[YOUR TASK] The records below must be copied in full; omit the images.

* START *

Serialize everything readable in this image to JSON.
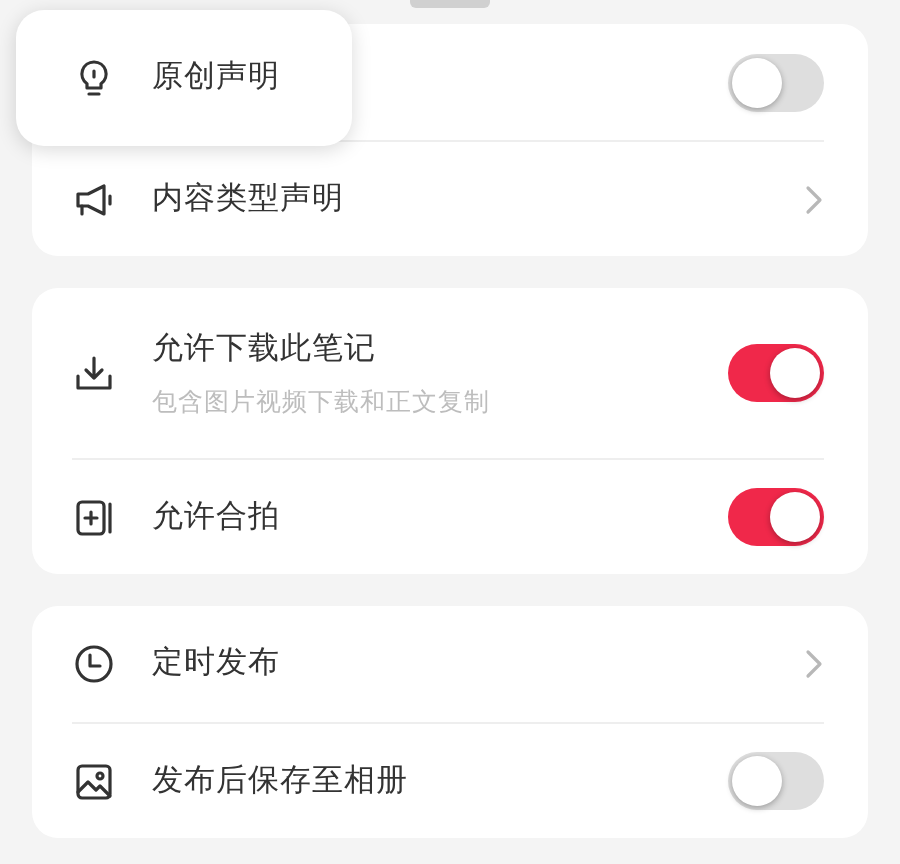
{
  "highlight_popup": {
    "label": "原创声明"
  },
  "cards": [
    {
      "rows": [
        {
          "kind": "toggle",
          "on": false
        },
        {
          "kind": "link",
          "label": "内容类型声明"
        }
      ]
    },
    {
      "rows": [
        {
          "kind": "toggle",
          "label": "允许下载此笔记",
          "subtitle": "包含图片视频下载和正文复制",
          "on": true
        },
        {
          "kind": "toggle",
          "label": "允许合拍",
          "on": true
        }
      ]
    },
    {
      "rows": [
        {
          "kind": "link",
          "label": "定时发布"
        },
        {
          "kind": "toggle",
          "label": "发布后保存至相册",
          "on": false
        }
      ]
    }
  ]
}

* END *

[RESPONSE TO THIS EXERCISE]
Serialize everything readable in this image to JSON.
{
  "highlight_popup": {
    "label": "原创声明"
  },
  "cards": [
    {
      "rows": [
        {
          "kind": "toggle",
          "on": false
        },
        {
          "kind": "link",
          "label": "内容类型声明"
        }
      ]
    },
    {
      "rows": [
        {
          "kind": "toggle",
          "label": "允许下载此笔记",
          "subtitle": "包含图片视频下载和正文复制",
          "on": true
        },
        {
          "kind": "toggle",
          "label": "允许合拍",
          "on": true
        }
      ]
    },
    {
      "rows": [
        {
          "kind": "link",
          "label": "定时发布"
        },
        {
          "kind": "toggle",
          "label": "发布后保存至相册",
          "on": false
        }
      ]
    }
  ]
}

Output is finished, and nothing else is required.